┌─ PROVIDED MATERIAL
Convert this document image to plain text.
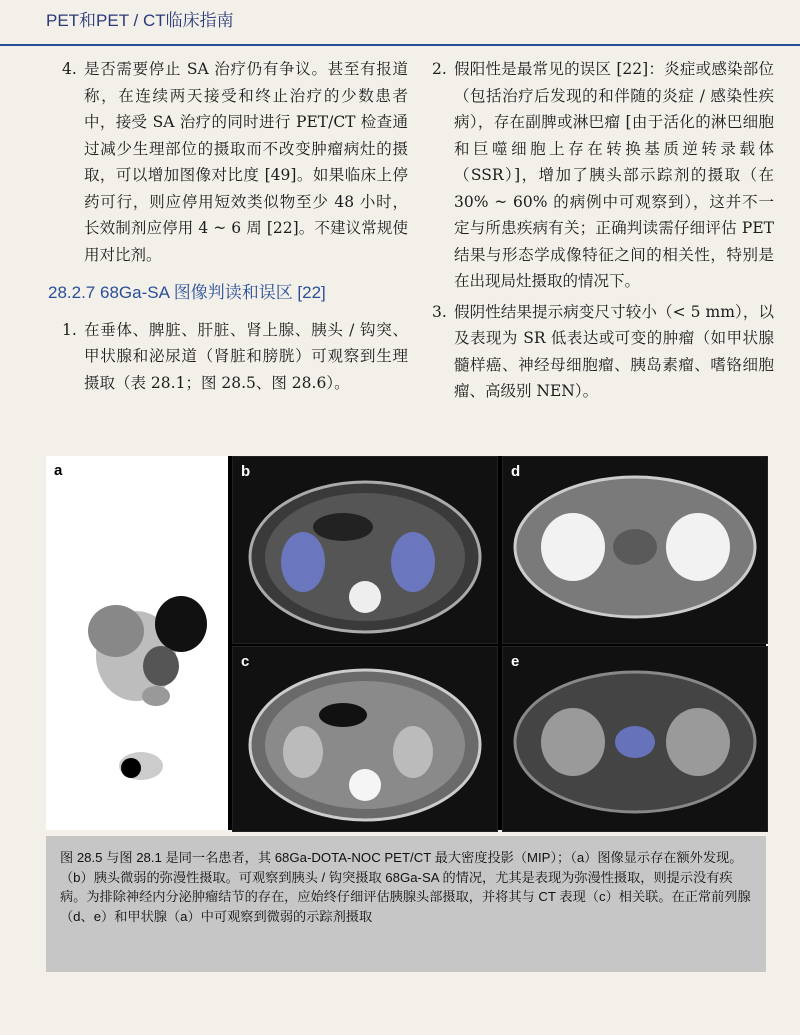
PET和PET / CT临床指南
4. 是否需要停止 SA 治疗仍有争议。甚至有报道称，在连续两天接受和终止治疗的少数患者中，接受 SA 治疗的同时进行 PET/CT 检查通过减少生理部位的摄取而不改变肿瘤病灶的摄取，可以增加图像对比度 [49]。如果临床上停药可行，则应停用短效类似物至少 48 小时，长效制剂应停用 4 ~ 6 周 [22]。不建议常规使用对比剂。
28.2.7 68Ga-SA 图像判读和误区 [22]
1. 在垂体、脾脏、肝脏、肾上腺、胰头 / 钩突、甲状腺和泌尿道（肾脏和膀胱）可观察到生理摄取（表 28.1；图 28.5、图 28.6）。
2. 假阳性是最常见的误区 [22]：炎症或感染部位（包括治疗后发现的和伴随的炎症 / 感染性疾病），存在副脾或淋巴瘤 [由于活化的淋巴细胞和巨噬细胞上存在转换基质逆转录载体（SSR）]，增加了胰头部示踪剂的摄取（在 30% ~ 60% 的病例中可观察到），这并不一定与所患疾病有关；正确判读需仔细评估 PET 结果与形态学成像特征之间的相关性，特别是在出现局灶摄取的情况下。
3. 假阴性结果提示病变尺寸较小（< 5 mm），以及表现为 SR 低表达或可变的肿瘤（如甲状腺髓样癌、神经母细胞瘤、胰岛素瘤、嗜铬细胞瘤、高级别 NEN）。
a	b	d
c	e

图 28.5 与图 28.1 是同一名患者，其 68Ga-DOTA-NOC PET/CT 最大密度投影（MIP）；（a）图像显示存在额外发现。（b）胰头微弱的弥漫性摄取。可观察到胰头 / 钩突摄取 68Ga-SA 的情况，尤其是表现为弥漫性摄取，则提示没有疾病。为排除神经内分泌肿瘤结节的存在，应始终仔细评估胰腺头部摄取，并将其与 CT 表现（c）相关联。在正常前列腺（d、e）和甲状腺（a）中可观察到微弱的示踪剂摄取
└─
→ TO DO
Copy the data word for word. Pictures do not go in the copy.

→ COMPLETE RESPONSE
Convert this document image to plain text.
PET和PET / CT临床指南
4. 是否需要停止 SA 治疗仍有争议。甚至有报道称，在连续两天接受和终止治疗的少数患者中，接受 SA 治疗的同时进行 PET/CT 检查通过减少生理部位的摄取而不改变肿瘤病灶的摄取，可以增加图像对比度 [49]。如果临床上停药可行，则应停用短效类似物至少 48 小时，长效制剂应停用 4 ~ 6 周 [22]。不建议常规使用对比剂。
28.2.7 68Ga-SA 图像判读和误区 [22]
1. 在垂体、脾脏、肝脏、肾上腺、胰头 / 钩突、甲状腺和泌尿道（肾脏和膀胱）可观察到生理摄取（表 28.1；图 28.5、图 28.6）。
2. 假阳性是最常见的误区 [22]：炎症或感染部位（包括治疗后发现的和伴随的炎症 / 感染性疾病），存在副脾或淋巴瘤 [由于活化的淋巴细胞和巨噬细胞上存在转换基质逆转录载体（SSR）]，增加了胰头部示踪剂的摄取（在 30% ~ 60% 的病例中可观察到），这并不一定与所患疾病有关；正确判读需仔细评估 PET 结果与形态学成像特征之间的相关性，特别是在出现局灶摄取的情况下。
3. 假阴性结果提示病变尺寸较小（< 5 mm），以及表现为 SR 低表达或可变的肿瘤（如甲状腺髓样癌、神经母细胞瘤、胰岛素瘤、嗜铬细胞瘤、高级别 NEN）。
a	b	d
c	e

图 28.5 与图 28.1 是同一名患者，其 68Ga-DOTA-NOC PET/CT 最大密度投影（MIP）；（a）图像显示存在额外发现。（b）胰头微弱的弥漫性摄取。可观察到胰头 / 钩突摄取 68Ga-SA 的情况，尤其是表现为弥漫性摄取，则提示没有疾病。为排除神经内分泌肿瘤结节的存在，应始终仔细评估胰腺头部摄取，并将其与 CT 表现（c）相关联。在正常前列腺（d、e）和甲状腺（a）中可观察到微弱的示踪剂摄取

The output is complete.